▶ [EXERCISE PROMPT]: Present the following data again exactly as it is shown.

+ + + +

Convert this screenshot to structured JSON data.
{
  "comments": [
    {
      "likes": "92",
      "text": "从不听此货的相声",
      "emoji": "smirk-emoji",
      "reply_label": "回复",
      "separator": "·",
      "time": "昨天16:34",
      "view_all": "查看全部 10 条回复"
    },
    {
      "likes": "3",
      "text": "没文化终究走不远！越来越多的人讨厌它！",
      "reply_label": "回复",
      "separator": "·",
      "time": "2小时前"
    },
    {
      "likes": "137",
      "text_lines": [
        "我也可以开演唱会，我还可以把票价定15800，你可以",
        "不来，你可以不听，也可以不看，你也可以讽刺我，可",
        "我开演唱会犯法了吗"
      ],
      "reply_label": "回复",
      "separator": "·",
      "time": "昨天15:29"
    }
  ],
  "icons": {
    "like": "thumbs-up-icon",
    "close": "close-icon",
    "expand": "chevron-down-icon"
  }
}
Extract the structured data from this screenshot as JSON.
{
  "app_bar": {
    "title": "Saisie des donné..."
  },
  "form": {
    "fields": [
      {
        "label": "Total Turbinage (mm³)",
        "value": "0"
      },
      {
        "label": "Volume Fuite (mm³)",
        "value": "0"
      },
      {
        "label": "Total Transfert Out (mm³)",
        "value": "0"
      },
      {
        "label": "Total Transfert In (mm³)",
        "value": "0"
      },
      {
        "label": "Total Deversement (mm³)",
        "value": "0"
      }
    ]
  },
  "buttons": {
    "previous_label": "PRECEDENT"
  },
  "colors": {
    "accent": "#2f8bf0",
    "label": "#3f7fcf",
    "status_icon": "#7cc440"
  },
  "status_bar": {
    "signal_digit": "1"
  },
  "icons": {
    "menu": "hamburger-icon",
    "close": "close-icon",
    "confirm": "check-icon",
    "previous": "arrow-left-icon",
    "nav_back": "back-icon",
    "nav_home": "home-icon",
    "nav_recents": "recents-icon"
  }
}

+ + + +

▶ [SOLUTION BELOW]:
Convert this screenshot to structured JSON data.
{
  "comments": [
    {
      "likes": "92",
      "text": "从不听此货的相声",
      "emoji": "smirk-emoji",
      "reply_label": "回复",
      "separator": "·",
      "time": "昨天16:34",
      "view_all": "查看全部 10 条回复"
    },
    {
      "likes": "3",
      "text": "没文化终究走不远！越来越多的人讨厌它！",
      "reply_label": "回复",
      "separator": "·",
      "time": "2小时前"
    },
    {
      "likes": "137",
      "text_lines": [
        "我也可以开演唱会，我还可以把票价定15800，你可以",
        "不来，你可以不听，也可以不看，你也可以讽刺我，可",
        "我开演唱会犯法了吗"
      ],
      "reply_label": "回复",
      "separator": "·",
      "time": "昨天15:29"
    }
  ],
  "icons": {
    "like": "thumbs-up-icon",
    "close": "close-icon",
    "expand": "chevron-down-icon"
  }
}
Extract the structured data from this screenshot as JSON.
{
  "app_bar": {
    "title": "Saisie des donné..."
  },
  "form": {
    "fields": [
      {
        "label": "Total Turbinage (mm³)",
        "value": "0"
      },
      {
        "label": "Volume Fuite (mm³)",
        "value": "0"
      },
      {
        "label": "Total Transfert Out (mm³)",
        "value": "0"
      },
      {
        "label": "Total Transfert In (mm³)",
        "value": "0"
      },
      {
        "label": "Total Deversement (mm³)",
        "value": "0"
      }
    ]
  },
  "buttons": {
    "previous_label": "PRECEDENT"
  },
  "colors": {
    "accent": "#2f8bf0",
    "label": "#3f7fcf",
    "status_icon": "#7cc440"
  },
  "status_bar": {
    "signal_digit": "1"
  },
  "icons": {
    "menu": "hamburger-icon",
    "close": "close-icon",
    "confirm": "check-icon",
    "previous": "arrow-left-icon",
    "nav_back": "back-icon",
    "nav_home": "home-icon",
    "nav_recents": "recents-icon"
  }
}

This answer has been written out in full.